◆ Given records ◆

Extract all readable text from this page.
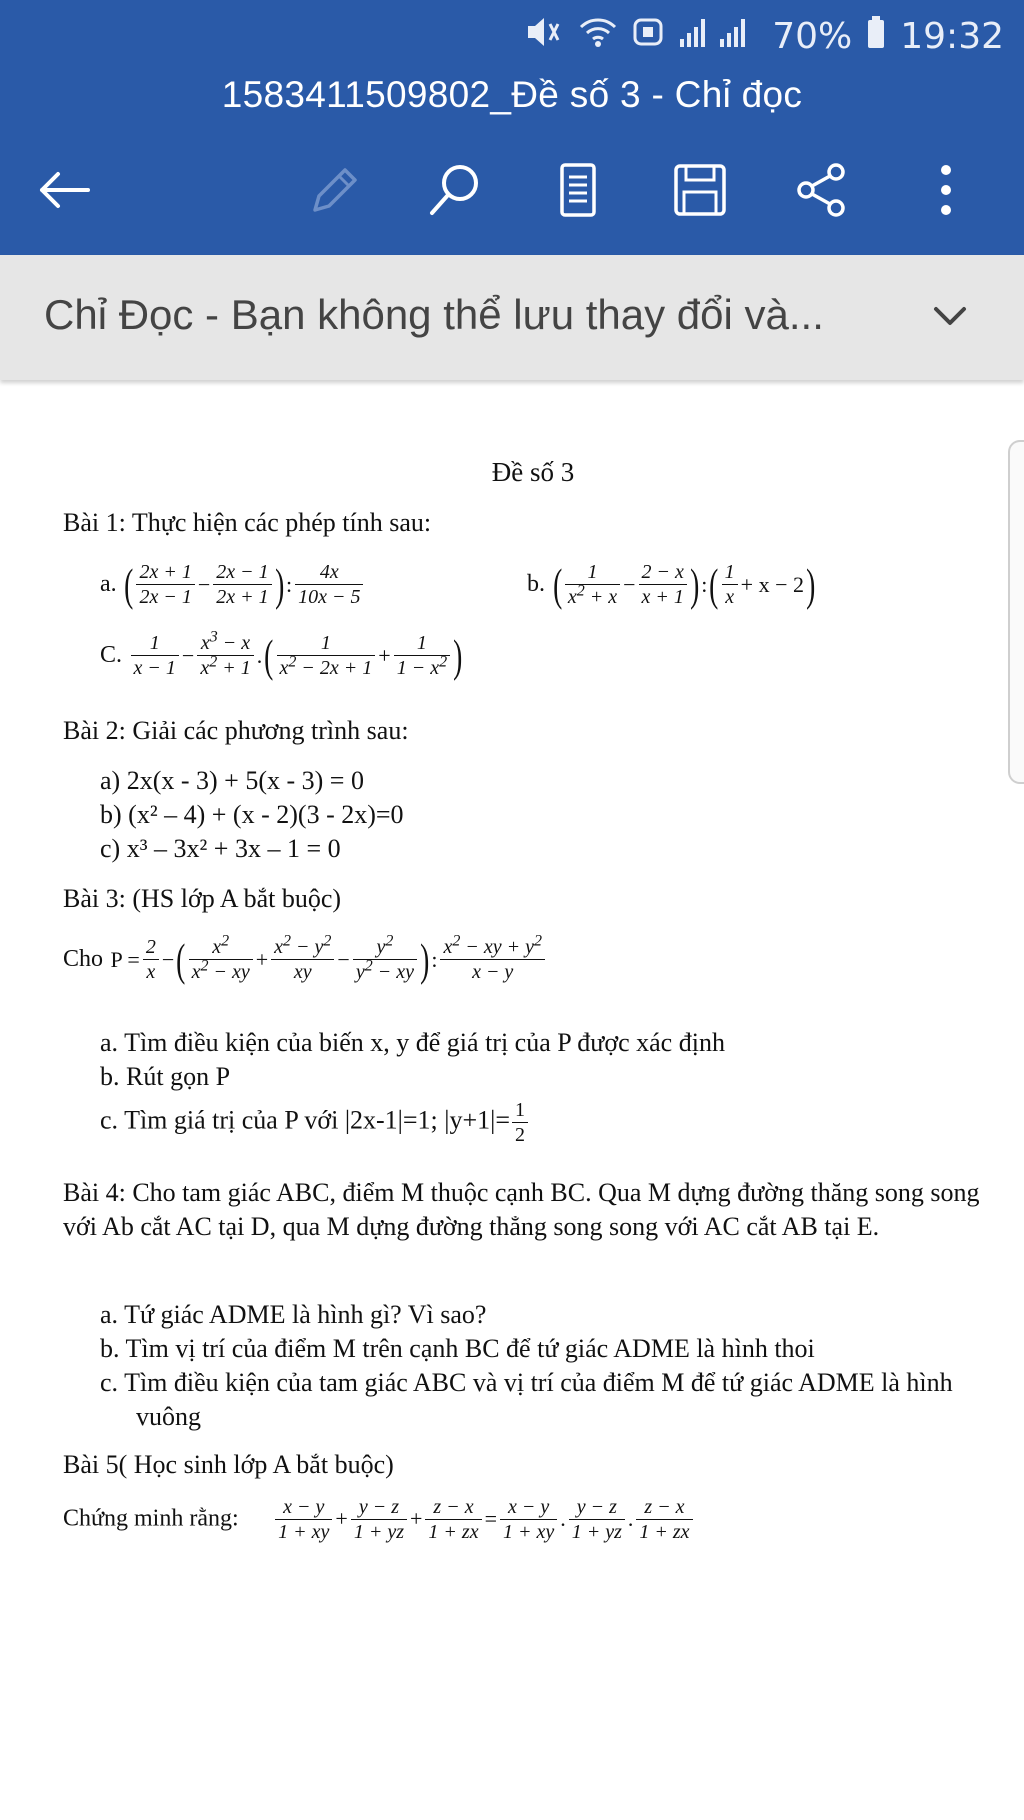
70% 19:32
1583411509802_Đề số 3 - Chỉ đọc
Chỉ Đọc - Bạn không thể lưu thay đổi và...
Đề số 3
Bài 1: Thực hiện các phép tính sau:
a. ( $\frac{2x + 1}{2x - 1} - \frac{2x - 1}{2x + 1}$ ): $\frac{4x}{10x - 5}$	b. ( $\frac{1}{x^2 + x} - \frac{2 - x}{x + 1}$ ):( $\frac{1}{x} + x - 2$)
C. $\frac{1}{x - 1} - \frac{x^3 - x}{x^2 + 1}$ .( $\frac{1}{x^2 - 2x + 1} + \frac{1}{1 - x^2}$ )
Bài 2: Giải các phương trình sau:
a) 2x(x - 3) + 5(x - 3) = 0
b) (x² – 4) + (x - 2)(3 - 2x)=0
c) x³ – 3x² + 3x – 1 = 0
Bài 3: (HS lớp A bắt buộc)
Cho $P = \frac{2}{x}$ −( $\frac{x^2}{x^2 - xy} + \frac{x^2 - y^2}{xy} - \frac{y^2}{y^2 - xy}$ ): $\frac{x^2 - xy + y^2}{x - y}$
a. Tìm điều kiện của biến x, y để giá trị của P được xác định
b. Rút gọn P
c. Tìm giá trị của P với |2x-1|=1; $|y+1|= \frac{1}{2}$
Bài 4: Cho tam giác ABC, điểm M thuộc cạnh BC. Qua M dựng đường thăng song song với Ab cắt AC tại D, qua M dựng đường thẳng song song với AC cắt AB tại E.
a. Tứ giác ADME là hình gì? Vì sao?
b. Tìm vị trí của điểm M trên cạnh BC để tứ giác ADME là hình thoi
c. Tìm điều kiện của tam giác ABC và vị trí của điểm M để tứ giác ADME là hình vuông
Bài 5( Học sinh lớp A bắt buộc)
Chứng minh rằng: $\frac{x - y}{1 + xy} + \frac{y - z}{1 + yz} + \frac{z - x}{1 + zx} = \frac{x - y}{1 + xy}$ . $\frac{y - z}{1 + yz}$ . $\frac{z - x}{1 + zx}$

◆ Directions ◆
Without the pictures, print the whole listing exactly as given.

◆ Response to the task ◆
Extract all readable text from this page.
70% 19:32
1583411509802_Đề số 3 - Chỉ đọc
Chỉ Đọc - Bạn không thể lưu thay đổi và...
Đề số 3
Bài 1: Thực hiện các phép tính sau:
a. ( $\frac{2x + 1}{2x - 1} - \frac{2x - 1}{2x + 1}$ ): $\frac{4x}{10x - 5}$	b. ( $\frac{1}{x^2 + x} - \frac{2 - x}{x + 1}$ ):( $\frac{1}{x} + x - 2$)
C. $\frac{1}{x - 1} - \frac{x^3 - x}{x^2 + 1}$ .( $\frac{1}{x^2 - 2x + 1} + \frac{1}{1 - x^2}$ )
Bài 2: Giải các phương trình sau:
a) 2x(x - 3) + 5(x - 3) = 0
b) (x² – 4) + (x - 2)(3 - 2x)=0
c) x³ – 3x² + 3x – 1 = 0
Bài 3: (HS lớp A bắt buộc)
Cho $P = \frac{2}{x}$ −( $\frac{x^2}{x^2 - xy} + \frac{x^2 - y^2}{xy} - \frac{y^2}{y^2 - xy}$ ): $\frac{x^2 - xy + y^2}{x - y}$
a. Tìm điều kiện của biến x, y để giá trị của P được xác định
b. Rút gọn P
c. Tìm giá trị của P với |2x-1|=1; $|y+1|= \frac{1}{2}$
Bài 4: Cho tam giác ABC, điểm M thuộc cạnh BC. Qua M dựng đường thăng song song với Ab cắt AC tại D, qua M dựng đường thẳng song song với AC cắt AB tại E.
a. Tứ giác ADME là hình gì? Vì sao?
b. Tìm vị trí của điểm M trên cạnh BC để tứ giác ADME là hình thoi
c. Tìm điều kiện của tam giác ABC và vị trí của điểm M để tứ giác ADME là hình vuông
Bài 5( Học sinh lớp A bắt buộc)
Chứng minh rằng: $\frac{x - y}{1 + xy} + \frac{y - z}{1 + yz} + \frac{z - x}{1 + zx} = \frac{x - y}{1 + xy}$ . $\frac{y - z}{1 + yz}$ . $\frac{z - x}{1 + zx}$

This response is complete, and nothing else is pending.